● Task directions: Write out each line exactly as it stands, please.

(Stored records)
============
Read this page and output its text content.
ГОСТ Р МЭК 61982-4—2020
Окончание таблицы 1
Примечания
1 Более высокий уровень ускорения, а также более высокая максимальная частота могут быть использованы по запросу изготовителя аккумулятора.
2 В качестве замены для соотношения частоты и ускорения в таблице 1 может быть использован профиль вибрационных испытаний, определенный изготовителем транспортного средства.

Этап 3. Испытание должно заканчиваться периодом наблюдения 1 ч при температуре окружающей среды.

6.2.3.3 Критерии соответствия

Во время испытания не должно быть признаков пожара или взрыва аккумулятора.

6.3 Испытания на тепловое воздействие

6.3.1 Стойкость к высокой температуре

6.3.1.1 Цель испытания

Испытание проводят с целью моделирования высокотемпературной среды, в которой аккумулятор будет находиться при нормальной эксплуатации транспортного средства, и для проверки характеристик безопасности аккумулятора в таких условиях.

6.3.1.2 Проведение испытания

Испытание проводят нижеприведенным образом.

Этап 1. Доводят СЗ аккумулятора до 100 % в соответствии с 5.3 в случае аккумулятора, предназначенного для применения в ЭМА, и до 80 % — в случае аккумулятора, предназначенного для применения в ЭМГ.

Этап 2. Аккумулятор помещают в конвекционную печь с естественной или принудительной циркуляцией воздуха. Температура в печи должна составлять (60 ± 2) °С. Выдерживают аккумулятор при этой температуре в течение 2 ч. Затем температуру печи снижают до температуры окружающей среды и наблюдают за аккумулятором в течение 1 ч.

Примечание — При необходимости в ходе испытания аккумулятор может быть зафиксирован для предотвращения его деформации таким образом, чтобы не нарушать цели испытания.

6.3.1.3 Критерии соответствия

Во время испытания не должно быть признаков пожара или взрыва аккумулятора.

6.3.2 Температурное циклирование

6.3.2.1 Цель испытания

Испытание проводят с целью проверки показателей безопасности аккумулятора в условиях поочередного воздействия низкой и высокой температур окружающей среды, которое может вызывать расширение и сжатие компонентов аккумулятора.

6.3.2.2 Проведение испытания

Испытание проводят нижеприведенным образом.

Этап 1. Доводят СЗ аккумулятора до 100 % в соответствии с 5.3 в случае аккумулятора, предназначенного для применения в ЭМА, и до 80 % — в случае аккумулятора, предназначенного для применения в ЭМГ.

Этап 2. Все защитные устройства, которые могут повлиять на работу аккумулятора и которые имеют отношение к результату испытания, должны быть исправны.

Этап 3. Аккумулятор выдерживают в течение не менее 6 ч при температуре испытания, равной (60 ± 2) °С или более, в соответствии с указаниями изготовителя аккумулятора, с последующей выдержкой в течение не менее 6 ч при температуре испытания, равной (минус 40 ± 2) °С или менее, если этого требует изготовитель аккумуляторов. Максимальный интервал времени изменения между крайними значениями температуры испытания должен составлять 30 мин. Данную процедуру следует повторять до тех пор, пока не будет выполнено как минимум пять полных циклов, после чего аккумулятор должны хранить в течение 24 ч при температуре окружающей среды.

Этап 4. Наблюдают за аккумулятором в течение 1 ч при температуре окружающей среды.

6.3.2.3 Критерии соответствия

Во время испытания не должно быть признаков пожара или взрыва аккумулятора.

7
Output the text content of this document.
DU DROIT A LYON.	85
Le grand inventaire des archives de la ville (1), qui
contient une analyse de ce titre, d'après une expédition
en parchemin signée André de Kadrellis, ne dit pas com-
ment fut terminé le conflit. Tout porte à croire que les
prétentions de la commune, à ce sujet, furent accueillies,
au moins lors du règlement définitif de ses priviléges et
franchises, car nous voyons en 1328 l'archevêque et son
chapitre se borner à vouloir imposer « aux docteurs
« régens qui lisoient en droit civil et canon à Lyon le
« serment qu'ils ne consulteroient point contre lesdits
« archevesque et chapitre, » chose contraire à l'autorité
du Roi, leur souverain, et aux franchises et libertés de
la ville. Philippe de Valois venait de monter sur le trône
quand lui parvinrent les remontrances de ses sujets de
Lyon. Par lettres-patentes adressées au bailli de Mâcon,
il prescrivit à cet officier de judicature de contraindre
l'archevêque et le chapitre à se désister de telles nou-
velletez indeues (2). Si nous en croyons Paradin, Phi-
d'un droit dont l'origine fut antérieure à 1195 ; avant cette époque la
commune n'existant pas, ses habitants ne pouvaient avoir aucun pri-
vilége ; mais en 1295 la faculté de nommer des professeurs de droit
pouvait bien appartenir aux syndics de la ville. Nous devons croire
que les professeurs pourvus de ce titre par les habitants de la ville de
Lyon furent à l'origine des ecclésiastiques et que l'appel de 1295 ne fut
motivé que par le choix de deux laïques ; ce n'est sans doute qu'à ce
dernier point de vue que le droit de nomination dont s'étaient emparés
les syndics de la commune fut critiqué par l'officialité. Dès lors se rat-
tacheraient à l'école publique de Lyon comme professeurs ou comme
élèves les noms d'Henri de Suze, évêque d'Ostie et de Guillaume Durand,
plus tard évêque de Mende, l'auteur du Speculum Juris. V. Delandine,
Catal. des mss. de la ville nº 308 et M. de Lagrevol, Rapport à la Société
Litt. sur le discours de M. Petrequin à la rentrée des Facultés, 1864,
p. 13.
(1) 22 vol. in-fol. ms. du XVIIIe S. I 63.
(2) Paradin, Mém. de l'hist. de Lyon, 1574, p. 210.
============
● Final result:
Read this page and output its text content.
ГОСТ Р МЭК 61982-4—2020
Окончание таблицы 1
Примечания
1 Более высокий уровень ускорения, а также более высокая максимальная частота могут быть использованы по запросу изготовителя аккумулятора.
2 В качестве замены для соотношения частоты и ускорения в таблице 1 может быть использован профиль вибрационных испытаний, определенный изготовителем транспортного средства.

Этап 3. Испытание должно заканчиваться периодом наблюдения 1 ч при температуре окружающей среды.

6.2.3.3 Критерии соответствия

Во время испытания не должно быть признаков пожара или взрыва аккумулятора.

6.3 Испытания на тепловое воздействие

6.3.1 Стойкость к высокой температуре

6.3.1.1 Цель испытания

Испытание проводят с целью моделирования высокотемпературной среды, в которой аккумулятор будет находиться при нормальной эксплуатации транспортного средства, и для проверки характеристик безопасности аккумулятора в таких условиях.

6.3.1.2 Проведение испытания

Испытание проводят нижеприведенным образом.

Этап 1. Доводят СЗ аккумулятора до 100 % в соответствии с 5.3 в случае аккумулятора, предназначенного для применения в ЭМА, и до 80 % — в случае аккумулятора, предназначенного для применения в ЭМГ.

Этап 2. Аккумулятор помещают в конвекционную печь с естественной или принудительной циркуляцией воздуха. Температура в печи должна составлять (60 ± 2) °С. Выдерживают аккумулятор при этой температуре в течение 2 ч. Затем температуру печи снижают до температуры окружающей среды и наблюдают за аккумулятором в течение 1 ч.

Примечание — При необходимости в ходе испытания аккумулятор может быть зафиксирован для предотвращения его деформации таким образом, чтобы не нарушать цели испытания.

6.3.1.3 Критерии соответствия

Во время испытания не должно быть признаков пожара или взрыва аккумулятора.

6.3.2 Температурное циклирование

6.3.2.1 Цель испытания

Испытание проводят с целью проверки показателей безопасности аккумулятора в условиях поочередного воздействия низкой и высокой температур окружающей среды, которое может вызывать расширение и сжатие компонентов аккумулятора.

6.3.2.2 Проведение испытания

Испытание проводят нижеприведенным образом.

Этап 1. Доводят СЗ аккумулятора до 100 % в соответствии с 5.3 в случае аккумулятора, предназначенного для применения в ЭМА, и до 80 % — в случае аккумулятора, предназначенного для применения в ЭМГ.

Этап 2. Все защитные устройства, которые могут повлиять на работу аккумулятора и которые имеют отношение к результату испытания, должны быть исправны.

Этап 3. Аккумулятор выдерживают в течение не менее 6 ч при температуре испытания, равной (60 ± 2) °С или более, в соответствии с указаниями изготовителя аккумулятора, с последующей выдержкой в течение не менее 6 ч при температуре испытания, равной (минус 40 ± 2) °С или менее, если этого требует изготовитель аккумуляторов. Максимальный интервал времени изменения между крайними значениями температуры испытания должен составлять 30 мин. Данную процедуру следует повторять до тех пор, пока не будет выполнено как минимум пять полных циклов, после чего аккумулятор должны хранить в течение 24 ч при температуре окружающей среды.

Этап 4. Наблюдают за аккумулятором в течение 1 ч при температуре окружающей среды.

6.3.2.3 Критерии соответствия

Во время испытания не должно быть признаков пожара или взрыва аккумулятора.

7
Output the text content of this document.
DU DROIT A LYON.	85
Le grand inventaire des archives de la ville (1), qui
contient une analyse de ce titre, d'après une expédition
en parchemin signée André de Kadrellis, ne dit pas com-
ment fut terminé le conflit. Tout porte à croire que les
prétentions de la commune, à ce sujet, furent accueillies,
au moins lors du règlement définitif de ses priviléges et
franchises, car nous voyons en 1328 l'archevêque et son
chapitre se borner à vouloir imposer « aux docteurs
« régens qui lisoient en droit civil et canon à Lyon le
« serment qu'ils ne consulteroient point contre lesdits
« archevesque et chapitre, » chose contraire à l'autorité
du Roi, leur souverain, et aux franchises et libertés de
la ville. Philippe de Valois venait de monter sur le trône
quand lui parvinrent les remontrances de ses sujets de
Lyon. Par lettres-patentes adressées au bailli de Mâcon,
il prescrivit à cet officier de judicature de contraindre
l'archevêque et le chapitre à se désister de telles nou-
velletez indeues (2). Si nous en croyons Paradin, Phi-
d'un droit dont l'origine fut antérieure à 1195 ; avant cette époque la
commune n'existant pas, ses habitants ne pouvaient avoir aucun pri-
vilége ; mais en 1295 la faculté de nommer des professeurs de droit
pouvait bien appartenir aux syndics de la ville. Nous devons croire
que les professeurs pourvus de ce titre par les habitants de la ville de
Lyon furent à l'origine des ecclésiastiques et que l'appel de 1295 ne fut
motivé que par le choix de deux laïques ; ce n'est sans doute qu'à ce
dernier point de vue que le droit de nomination dont s'étaient emparés
les syndics de la commune fut critiqué par l'officialité. Dès lors se rat-
tacheraient à l'école publique de Lyon comme professeurs ou comme
élèves les noms d'Henri de Suze, évêque d'Ostie et de Guillaume Durand,
plus tard évêque de Mende, l'auteur du Speculum Juris. V. Delandine,
Catal. des mss. de la ville nº 308 et M. de Lagrevol, Rapport à la Société
Litt. sur le discours de M. Petrequin à la rentrée des Facultés, 1864,
p. 13.
(1) 22 vol. in-fol. ms. du XVIIIe S. I 63.
(2) Paradin, Mém. de l'hist. de Lyon, 1574, p. 210.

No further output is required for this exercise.